=== PROVIDED INFORMATION ===
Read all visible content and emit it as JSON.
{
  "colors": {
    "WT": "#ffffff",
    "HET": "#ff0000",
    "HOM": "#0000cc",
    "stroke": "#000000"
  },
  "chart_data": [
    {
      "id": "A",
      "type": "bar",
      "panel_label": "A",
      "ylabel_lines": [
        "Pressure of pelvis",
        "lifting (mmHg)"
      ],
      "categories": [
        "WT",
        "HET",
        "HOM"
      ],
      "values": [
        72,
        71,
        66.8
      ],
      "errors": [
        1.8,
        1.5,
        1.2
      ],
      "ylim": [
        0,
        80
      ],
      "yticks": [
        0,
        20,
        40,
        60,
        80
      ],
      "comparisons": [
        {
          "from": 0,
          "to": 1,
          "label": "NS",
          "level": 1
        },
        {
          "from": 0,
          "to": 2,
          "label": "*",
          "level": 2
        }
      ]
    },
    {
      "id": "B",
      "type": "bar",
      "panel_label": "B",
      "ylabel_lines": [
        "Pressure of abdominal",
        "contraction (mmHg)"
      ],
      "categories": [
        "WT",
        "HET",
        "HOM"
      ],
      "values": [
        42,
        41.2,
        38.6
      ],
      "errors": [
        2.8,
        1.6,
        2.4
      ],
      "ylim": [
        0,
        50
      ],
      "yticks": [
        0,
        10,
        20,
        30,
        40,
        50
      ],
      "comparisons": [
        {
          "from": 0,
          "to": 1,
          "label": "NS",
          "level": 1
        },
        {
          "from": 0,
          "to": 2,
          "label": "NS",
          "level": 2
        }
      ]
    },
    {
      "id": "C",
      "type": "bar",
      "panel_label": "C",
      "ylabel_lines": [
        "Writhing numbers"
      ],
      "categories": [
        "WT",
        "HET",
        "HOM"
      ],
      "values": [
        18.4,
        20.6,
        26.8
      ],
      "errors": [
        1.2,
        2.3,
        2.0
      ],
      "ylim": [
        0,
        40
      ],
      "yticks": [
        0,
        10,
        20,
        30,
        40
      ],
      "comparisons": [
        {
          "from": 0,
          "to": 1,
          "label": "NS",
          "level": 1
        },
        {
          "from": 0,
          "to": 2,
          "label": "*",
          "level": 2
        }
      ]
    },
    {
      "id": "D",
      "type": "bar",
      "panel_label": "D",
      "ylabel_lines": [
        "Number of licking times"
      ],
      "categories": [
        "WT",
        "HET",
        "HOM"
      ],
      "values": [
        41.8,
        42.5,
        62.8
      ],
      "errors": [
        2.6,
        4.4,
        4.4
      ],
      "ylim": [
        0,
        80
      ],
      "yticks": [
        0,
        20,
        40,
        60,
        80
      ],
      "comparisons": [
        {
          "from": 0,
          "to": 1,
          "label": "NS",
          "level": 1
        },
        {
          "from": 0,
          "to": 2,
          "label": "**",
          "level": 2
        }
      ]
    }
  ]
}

=== GOAL OF THE EXERCISE ===
Retype all of the data shown above, word for word.

=== REPLY ===
Read all visible content and emit it as JSON.
{
  "colors": {
    "WT": "#ffffff",
    "HET": "#ff0000",
    "HOM": "#0000cc",
    "stroke": "#000000"
  },
  "chart_data": [
    {
      "id": "A",
      "type": "bar",
      "panel_label": "A",
      "ylabel_lines": [
        "Pressure of pelvis",
        "lifting (mmHg)"
      ],
      "categories": [
        "WT",
        "HET",
        "HOM"
      ],
      "values": [
        72,
        71,
        66.8
      ],
      "errors": [
        1.8,
        1.5,
        1.2
      ],
      "ylim": [
        0,
        80
      ],
      "yticks": [
        0,
        20,
        40,
        60,
        80
      ],
      "comparisons": [
        {
          "from": 0,
          "to": 1,
          "label": "NS",
          "level": 1
        },
        {
          "from": 0,
          "to": 2,
          "label": "*",
          "level": 2
        }
      ]
    },
    {
      "id": "B",
      "type": "bar",
      "panel_label": "B",
      "ylabel_lines": [
        "Pressure of abdominal",
        "contraction (mmHg)"
      ],
      "categories": [
        "WT",
        "HET",
        "HOM"
      ],
      "values": [
        42,
        41.2,
        38.6
      ],
      "errors": [
        2.8,
        1.6,
        2.4
      ],
      "ylim": [
        0,
        50
      ],
      "yticks": [
        0,
        10,
        20,
        30,
        40,
        50
      ],
      "comparisons": [
        {
          "from": 0,
          "to": 1,
          "label": "NS",
          "level": 1
        },
        {
          "from": 0,
          "to": 2,
          "label": "NS",
          "level": 2
        }
      ]
    },
    {
      "id": "C",
      "type": "bar",
      "panel_label": "C",
      "ylabel_lines": [
        "Writhing numbers"
      ],
      "categories": [
        "WT",
        "HET",
        "HOM"
      ],
      "values": [
        18.4,
        20.6,
        26.8
      ],
      "errors": [
        1.2,
        2.3,
        2.0
      ],
      "ylim": [
        0,
        40
      ],
      "yticks": [
        0,
        10,
        20,
        30,
        40
      ],
      "comparisons": [
        {
          "from": 0,
          "to": 1,
          "label": "NS",
          "level": 1
        },
        {
          "from": 0,
          "to": 2,
          "label": "*",
          "level": 2
        }
      ]
    },
    {
      "id": "D",
      "type": "bar",
      "panel_label": "D",
      "ylabel_lines": [
        "Number of licking times"
      ],
      "categories": [
        "WT",
        "HET",
        "HOM"
      ],
      "values": [
        41.8,
        42.5,
        62.8
      ],
      "errors": [
        2.6,
        4.4,
        4.4
      ],
      "ylim": [
        0,
        80
      ],
      "yticks": [
        0,
        20,
        40,
        60,
        80
      ],
      "comparisons": [
        {
          "from": 0,
          "to": 1,
          "label": "NS",
          "level": 1
        },
        {
          "from": 0,
          "to": 2,
          "label": "**",
          "level": 2
        }
      ]
    }
  ]
}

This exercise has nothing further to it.